* Exercise prompt: Go through the data below line by line and count those containing the word "name". Reply with the count only.

● ● ● ● ●

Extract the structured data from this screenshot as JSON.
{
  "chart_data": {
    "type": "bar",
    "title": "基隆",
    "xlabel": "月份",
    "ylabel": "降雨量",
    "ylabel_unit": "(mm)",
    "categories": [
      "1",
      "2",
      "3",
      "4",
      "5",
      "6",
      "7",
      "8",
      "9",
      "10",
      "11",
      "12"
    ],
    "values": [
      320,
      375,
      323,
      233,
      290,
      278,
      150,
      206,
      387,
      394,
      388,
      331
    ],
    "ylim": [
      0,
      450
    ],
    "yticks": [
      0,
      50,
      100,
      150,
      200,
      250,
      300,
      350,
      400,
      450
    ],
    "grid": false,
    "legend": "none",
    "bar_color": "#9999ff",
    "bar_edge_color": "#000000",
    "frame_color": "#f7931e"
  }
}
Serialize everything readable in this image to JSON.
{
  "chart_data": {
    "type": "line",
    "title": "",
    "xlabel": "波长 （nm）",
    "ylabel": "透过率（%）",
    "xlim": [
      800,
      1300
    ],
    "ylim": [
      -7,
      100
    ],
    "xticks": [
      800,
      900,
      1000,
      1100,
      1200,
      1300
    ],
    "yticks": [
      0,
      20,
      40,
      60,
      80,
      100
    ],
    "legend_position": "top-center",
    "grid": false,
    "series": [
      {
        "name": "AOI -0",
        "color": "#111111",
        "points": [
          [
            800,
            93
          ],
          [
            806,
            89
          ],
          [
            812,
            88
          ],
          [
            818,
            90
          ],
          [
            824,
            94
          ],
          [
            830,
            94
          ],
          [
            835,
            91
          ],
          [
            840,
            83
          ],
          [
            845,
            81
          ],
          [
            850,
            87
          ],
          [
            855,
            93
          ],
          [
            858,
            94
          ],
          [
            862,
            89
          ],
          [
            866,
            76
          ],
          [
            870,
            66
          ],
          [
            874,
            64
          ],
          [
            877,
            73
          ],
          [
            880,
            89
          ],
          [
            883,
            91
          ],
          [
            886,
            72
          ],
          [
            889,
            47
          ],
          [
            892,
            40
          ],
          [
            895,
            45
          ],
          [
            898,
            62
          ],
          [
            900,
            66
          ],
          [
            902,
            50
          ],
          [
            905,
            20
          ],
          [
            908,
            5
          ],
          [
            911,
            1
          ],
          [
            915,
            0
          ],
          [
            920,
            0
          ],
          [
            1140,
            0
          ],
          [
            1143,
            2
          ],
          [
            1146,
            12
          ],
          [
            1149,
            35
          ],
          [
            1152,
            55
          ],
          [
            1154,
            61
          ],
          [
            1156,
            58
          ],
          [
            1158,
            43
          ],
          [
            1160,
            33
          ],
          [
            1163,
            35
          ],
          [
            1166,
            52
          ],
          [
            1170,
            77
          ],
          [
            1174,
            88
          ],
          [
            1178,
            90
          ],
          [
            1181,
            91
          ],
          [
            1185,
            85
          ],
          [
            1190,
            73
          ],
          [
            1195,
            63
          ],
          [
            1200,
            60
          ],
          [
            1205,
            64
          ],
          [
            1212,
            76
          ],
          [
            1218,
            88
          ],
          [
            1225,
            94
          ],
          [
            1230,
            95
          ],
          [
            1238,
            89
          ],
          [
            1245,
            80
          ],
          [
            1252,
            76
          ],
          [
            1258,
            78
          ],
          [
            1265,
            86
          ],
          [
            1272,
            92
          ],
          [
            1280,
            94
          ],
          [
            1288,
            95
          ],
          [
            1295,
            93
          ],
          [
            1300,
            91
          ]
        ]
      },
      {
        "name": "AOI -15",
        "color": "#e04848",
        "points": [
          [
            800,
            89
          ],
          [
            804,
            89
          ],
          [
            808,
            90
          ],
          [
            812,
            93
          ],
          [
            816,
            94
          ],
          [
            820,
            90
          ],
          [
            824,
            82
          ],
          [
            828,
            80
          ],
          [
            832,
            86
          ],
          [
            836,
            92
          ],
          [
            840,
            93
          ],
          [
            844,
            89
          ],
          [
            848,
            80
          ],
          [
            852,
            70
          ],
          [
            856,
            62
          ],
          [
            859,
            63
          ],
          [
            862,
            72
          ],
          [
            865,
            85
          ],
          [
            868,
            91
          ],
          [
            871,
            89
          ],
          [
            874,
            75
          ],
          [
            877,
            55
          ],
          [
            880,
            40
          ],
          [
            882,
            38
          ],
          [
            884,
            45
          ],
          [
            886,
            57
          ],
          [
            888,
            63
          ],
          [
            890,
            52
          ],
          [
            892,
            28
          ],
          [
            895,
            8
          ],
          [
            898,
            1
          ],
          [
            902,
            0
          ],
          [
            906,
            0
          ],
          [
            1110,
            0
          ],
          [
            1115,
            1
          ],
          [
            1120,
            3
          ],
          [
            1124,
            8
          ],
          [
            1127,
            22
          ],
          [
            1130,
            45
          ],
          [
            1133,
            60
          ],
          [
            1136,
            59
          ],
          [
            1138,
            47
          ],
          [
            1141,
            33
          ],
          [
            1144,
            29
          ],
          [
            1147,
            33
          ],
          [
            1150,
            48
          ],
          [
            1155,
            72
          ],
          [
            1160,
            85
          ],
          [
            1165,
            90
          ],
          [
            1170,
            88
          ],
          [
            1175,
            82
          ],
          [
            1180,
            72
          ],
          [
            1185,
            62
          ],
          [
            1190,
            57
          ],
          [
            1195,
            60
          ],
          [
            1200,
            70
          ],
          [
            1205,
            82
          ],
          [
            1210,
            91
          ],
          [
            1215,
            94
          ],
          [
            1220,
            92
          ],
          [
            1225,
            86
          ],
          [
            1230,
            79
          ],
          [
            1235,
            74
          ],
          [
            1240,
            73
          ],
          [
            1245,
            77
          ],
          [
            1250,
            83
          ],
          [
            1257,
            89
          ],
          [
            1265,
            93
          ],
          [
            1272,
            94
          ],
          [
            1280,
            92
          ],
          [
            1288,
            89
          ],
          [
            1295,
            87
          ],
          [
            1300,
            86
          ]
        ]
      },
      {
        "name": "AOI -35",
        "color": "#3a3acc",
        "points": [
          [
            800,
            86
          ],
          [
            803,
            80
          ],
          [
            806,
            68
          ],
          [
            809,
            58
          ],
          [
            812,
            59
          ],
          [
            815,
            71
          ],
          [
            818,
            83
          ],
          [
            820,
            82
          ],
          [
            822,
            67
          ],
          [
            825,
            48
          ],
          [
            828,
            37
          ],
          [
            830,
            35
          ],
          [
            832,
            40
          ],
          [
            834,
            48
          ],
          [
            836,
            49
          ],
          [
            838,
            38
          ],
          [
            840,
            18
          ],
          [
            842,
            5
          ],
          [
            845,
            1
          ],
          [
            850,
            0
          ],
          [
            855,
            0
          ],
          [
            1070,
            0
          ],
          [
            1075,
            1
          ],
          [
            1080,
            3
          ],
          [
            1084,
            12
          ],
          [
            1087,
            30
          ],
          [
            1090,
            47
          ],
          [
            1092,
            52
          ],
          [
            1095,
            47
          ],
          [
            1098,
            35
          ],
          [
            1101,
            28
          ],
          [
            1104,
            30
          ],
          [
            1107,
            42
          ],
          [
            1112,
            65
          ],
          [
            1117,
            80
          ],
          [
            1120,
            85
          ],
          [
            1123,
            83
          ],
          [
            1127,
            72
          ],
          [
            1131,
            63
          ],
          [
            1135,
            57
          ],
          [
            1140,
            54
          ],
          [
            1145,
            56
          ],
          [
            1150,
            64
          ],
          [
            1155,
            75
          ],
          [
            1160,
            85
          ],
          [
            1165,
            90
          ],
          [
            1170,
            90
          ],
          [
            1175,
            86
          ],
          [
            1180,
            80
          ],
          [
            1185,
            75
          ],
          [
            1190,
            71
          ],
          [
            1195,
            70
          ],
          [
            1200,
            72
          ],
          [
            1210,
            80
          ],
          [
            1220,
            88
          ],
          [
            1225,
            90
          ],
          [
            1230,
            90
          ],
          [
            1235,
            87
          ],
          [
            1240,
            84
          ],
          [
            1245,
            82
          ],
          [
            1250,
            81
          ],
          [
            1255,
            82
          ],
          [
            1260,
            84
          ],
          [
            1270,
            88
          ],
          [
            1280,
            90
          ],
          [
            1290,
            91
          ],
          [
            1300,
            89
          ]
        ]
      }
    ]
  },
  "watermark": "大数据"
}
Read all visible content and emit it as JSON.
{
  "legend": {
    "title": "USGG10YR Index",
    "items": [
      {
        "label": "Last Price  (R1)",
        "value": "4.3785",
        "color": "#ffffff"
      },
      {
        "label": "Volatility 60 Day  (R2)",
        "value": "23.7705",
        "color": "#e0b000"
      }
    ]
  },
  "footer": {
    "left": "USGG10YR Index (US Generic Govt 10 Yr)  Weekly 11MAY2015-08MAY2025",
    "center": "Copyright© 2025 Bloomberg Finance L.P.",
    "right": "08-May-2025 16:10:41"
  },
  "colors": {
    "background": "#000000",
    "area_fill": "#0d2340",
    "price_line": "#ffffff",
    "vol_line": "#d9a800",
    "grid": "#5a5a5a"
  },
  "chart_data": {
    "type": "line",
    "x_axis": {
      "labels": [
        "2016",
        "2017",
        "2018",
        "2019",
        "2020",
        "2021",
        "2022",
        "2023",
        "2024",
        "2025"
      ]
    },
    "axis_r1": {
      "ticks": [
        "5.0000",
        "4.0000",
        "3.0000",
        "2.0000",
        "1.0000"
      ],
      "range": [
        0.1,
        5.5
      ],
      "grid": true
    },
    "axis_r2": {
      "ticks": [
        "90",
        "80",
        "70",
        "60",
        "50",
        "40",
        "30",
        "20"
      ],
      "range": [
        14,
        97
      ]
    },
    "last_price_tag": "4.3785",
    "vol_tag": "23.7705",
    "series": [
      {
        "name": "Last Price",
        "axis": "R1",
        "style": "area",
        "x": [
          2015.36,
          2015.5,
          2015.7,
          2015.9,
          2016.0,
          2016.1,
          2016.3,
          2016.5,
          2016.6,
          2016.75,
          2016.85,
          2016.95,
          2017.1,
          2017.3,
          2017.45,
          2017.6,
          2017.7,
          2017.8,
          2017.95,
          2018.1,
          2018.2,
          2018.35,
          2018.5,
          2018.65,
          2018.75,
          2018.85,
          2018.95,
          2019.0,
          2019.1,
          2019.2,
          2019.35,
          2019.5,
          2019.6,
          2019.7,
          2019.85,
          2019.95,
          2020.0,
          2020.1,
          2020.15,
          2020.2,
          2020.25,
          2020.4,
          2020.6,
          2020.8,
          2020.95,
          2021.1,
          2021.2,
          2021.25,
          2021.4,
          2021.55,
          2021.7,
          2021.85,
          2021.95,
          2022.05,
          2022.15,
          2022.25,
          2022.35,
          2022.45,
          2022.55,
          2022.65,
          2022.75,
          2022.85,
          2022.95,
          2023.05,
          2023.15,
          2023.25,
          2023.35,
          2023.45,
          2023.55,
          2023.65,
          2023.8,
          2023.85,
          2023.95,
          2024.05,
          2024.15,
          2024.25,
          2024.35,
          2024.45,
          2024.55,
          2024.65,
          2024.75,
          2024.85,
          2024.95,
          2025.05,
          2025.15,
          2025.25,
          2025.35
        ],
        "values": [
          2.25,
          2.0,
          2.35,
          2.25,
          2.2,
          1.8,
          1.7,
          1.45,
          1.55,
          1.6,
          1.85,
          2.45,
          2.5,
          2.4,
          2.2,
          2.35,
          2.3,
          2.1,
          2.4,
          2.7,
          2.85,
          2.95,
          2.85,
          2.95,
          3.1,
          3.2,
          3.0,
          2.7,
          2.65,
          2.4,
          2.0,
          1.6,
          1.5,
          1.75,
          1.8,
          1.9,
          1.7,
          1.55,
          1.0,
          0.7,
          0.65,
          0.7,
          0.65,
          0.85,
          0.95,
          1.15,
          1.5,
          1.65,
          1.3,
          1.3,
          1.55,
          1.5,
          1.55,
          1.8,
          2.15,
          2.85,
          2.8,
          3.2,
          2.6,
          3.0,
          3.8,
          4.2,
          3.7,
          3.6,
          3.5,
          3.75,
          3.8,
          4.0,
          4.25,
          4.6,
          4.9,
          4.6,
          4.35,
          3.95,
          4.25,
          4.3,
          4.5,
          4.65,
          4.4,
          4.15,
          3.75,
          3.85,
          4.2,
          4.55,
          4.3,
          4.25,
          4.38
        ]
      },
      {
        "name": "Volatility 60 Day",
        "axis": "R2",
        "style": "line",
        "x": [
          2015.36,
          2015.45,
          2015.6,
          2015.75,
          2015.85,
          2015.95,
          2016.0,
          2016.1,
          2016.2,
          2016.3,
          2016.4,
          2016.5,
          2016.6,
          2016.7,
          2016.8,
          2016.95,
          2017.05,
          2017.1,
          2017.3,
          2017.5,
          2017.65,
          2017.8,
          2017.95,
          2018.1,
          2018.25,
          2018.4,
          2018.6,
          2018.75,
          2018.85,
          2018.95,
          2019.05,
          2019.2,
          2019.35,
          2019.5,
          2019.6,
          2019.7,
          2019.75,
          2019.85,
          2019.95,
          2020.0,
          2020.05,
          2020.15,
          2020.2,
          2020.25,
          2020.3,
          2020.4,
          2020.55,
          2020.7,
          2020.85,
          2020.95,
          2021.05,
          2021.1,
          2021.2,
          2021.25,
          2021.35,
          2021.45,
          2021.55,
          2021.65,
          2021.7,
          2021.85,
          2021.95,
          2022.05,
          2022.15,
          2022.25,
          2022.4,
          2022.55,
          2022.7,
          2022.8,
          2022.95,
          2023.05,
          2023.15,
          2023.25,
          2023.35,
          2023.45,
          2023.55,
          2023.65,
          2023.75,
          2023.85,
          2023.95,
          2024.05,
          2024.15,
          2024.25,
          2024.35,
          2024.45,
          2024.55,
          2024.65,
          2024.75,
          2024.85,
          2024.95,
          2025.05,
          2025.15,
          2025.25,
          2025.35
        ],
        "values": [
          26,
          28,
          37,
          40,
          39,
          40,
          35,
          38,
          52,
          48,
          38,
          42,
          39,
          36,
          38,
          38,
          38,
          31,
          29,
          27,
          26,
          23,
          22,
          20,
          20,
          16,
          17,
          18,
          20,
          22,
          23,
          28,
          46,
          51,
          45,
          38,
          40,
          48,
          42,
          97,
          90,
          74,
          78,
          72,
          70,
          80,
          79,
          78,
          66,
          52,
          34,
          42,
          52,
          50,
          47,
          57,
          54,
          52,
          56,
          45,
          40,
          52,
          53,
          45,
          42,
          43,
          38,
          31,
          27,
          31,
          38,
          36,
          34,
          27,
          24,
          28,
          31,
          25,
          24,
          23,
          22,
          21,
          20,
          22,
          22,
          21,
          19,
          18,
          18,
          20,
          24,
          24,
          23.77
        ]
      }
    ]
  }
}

● ● ● ● ●

* Task solution: 5